[START RECORDS FOR THE EXERCISE]

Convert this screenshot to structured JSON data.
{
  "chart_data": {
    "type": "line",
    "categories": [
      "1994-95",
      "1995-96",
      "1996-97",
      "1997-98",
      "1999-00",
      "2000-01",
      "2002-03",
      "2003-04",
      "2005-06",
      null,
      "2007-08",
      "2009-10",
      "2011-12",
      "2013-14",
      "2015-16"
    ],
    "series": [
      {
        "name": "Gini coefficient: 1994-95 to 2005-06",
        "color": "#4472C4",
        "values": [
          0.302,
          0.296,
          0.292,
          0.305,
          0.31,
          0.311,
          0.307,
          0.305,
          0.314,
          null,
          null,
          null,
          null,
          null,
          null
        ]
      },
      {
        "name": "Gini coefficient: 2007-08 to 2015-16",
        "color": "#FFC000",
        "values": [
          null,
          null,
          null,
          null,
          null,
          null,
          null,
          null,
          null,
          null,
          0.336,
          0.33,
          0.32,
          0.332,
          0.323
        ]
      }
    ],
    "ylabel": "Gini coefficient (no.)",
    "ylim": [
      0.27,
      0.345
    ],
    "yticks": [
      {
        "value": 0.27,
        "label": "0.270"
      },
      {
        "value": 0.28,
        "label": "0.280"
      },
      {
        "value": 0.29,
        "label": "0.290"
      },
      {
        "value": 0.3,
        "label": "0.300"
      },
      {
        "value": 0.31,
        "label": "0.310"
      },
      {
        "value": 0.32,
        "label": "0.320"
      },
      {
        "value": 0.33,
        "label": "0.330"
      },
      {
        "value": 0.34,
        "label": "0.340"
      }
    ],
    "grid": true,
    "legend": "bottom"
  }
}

[END RECORDS FOR THE EXERCISE]

## WHAT TO WORK ON
Pull out each line containing the word "Gini" and copy it.

## RESPONSE BELOW
        "name": "Gini coefficient: 1994-95 to 2005-06",
        "name": "Gini coefficient: 2007-08 to 2015-16",
    "ylabel": "Gini coefficient (no.)",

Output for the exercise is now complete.